▸ STORED DATA:
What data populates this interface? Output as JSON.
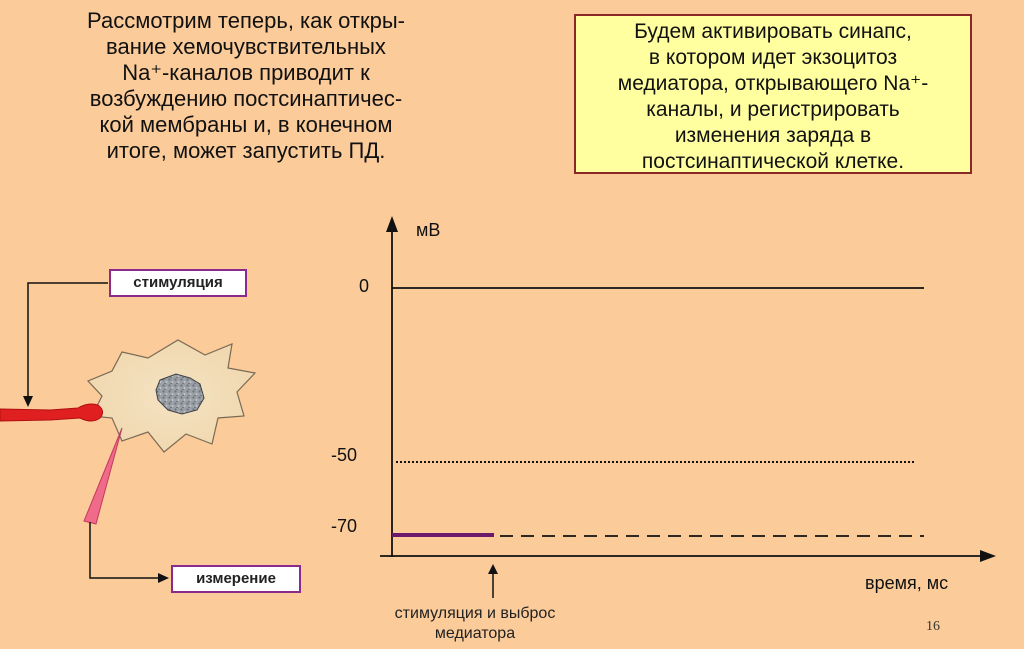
{
  "intro": {
    "lines": [
      "Рассмотрим теперь, как откры-",
      "вание хемочувствительных",
      "Na⁺-каналов приводит к",
      "возбуждению постсинаптичес-",
      "кой мембраны и, в конечном",
      "итоге, может запустить ПД."
    ]
  },
  "note": {
    "lines": [
      "Будем активировать синапс,",
      "в котором идет экзоцитоз",
      "медиатора, открывающего Na⁺-",
      "каналы, и регистрировать",
      "изменения заряда в",
      "постсинаптической клетке."
    ]
  },
  "labels": {
    "stimulation": "стимуляция",
    "measurement": "измерение"
  },
  "graph": {
    "y_unit": "мВ",
    "x_label": "время, мс",
    "ticks": [
      "0",
      "-50",
      "-70"
    ],
    "caption_lines": [
      "стимуляция и выброс",
      "медиатора"
    ]
  },
  "colors": {
    "background": "#fbcb99",
    "note_bg": "#ffffa0",
    "trace": "#6b1a6b",
    "electrode": "#e02020",
    "recording_electrode": "#f06a8a"
  },
  "slide_number": "16"
}
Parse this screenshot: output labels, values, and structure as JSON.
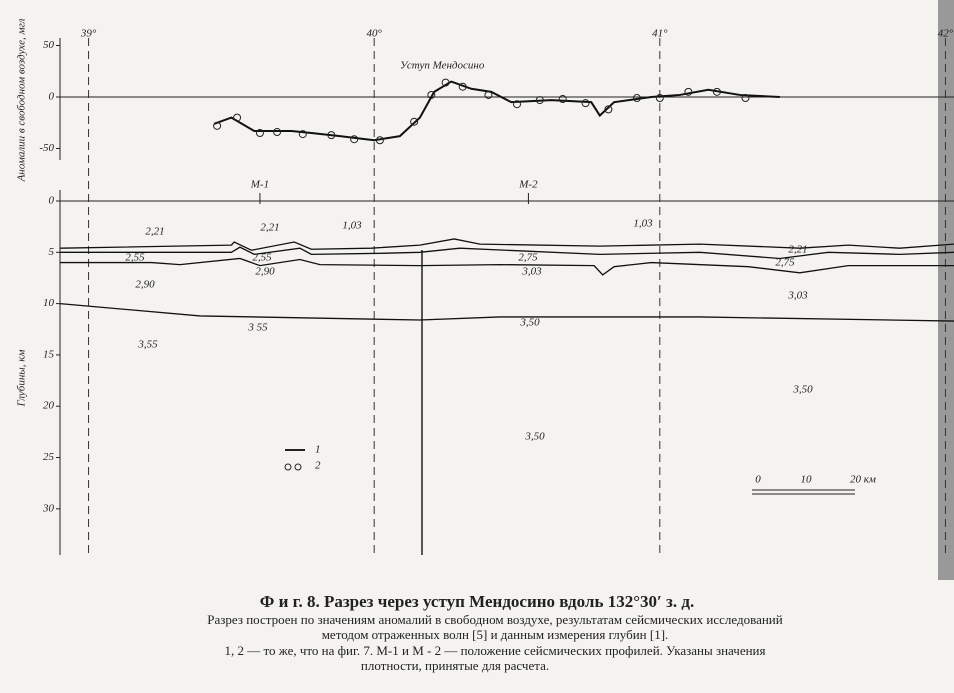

▸ REQUIRED TASK: Omit any images, then output the listing exactly.

▸ RESULT BELOW:
What data populates this interface? Output as JSON.
{
  "intro": {
    "lines": [
      "Рассмотрим теперь, как откры-",
      "вание хемочувствительных",
      "Na⁺-каналов приводит к",
      "возбуждению постсинаптичес-",
      "кой мембраны и, в конечном",
      "итоге, может запустить ПД."
    ]
  },
  "note": {
    "lines": [
      "Будем активировать синапс,",
      "в котором идет экзоцитоз",
      "медиатора, открывающего Na⁺-",
      "каналы, и регистрировать",
      "изменения заряда в",
      "постсинаптической клетке."
    ]
  },
  "labels": {
    "stimulation": "стимуляция",
    "measurement": "измерение"
  },
  "graph": {
    "y_unit": "мВ",
    "x_label": "время, мс",
    "ticks": [
      "0",
      "-50",
      "-70"
    ],
    "caption_lines": [
      "стимуляция и выброс",
      "медиатора"
    ]
  },
  "colors": {
    "background": "#fbcb99",
    "note_bg": "#ffffa0",
    "trace": "#6b1a6b",
    "electrode": "#e02020",
    "recording_electrode": "#f06a8a"
  },
  "slide_number": "16"
}
Parse this screenshot: output labels, values, and structure as JSON.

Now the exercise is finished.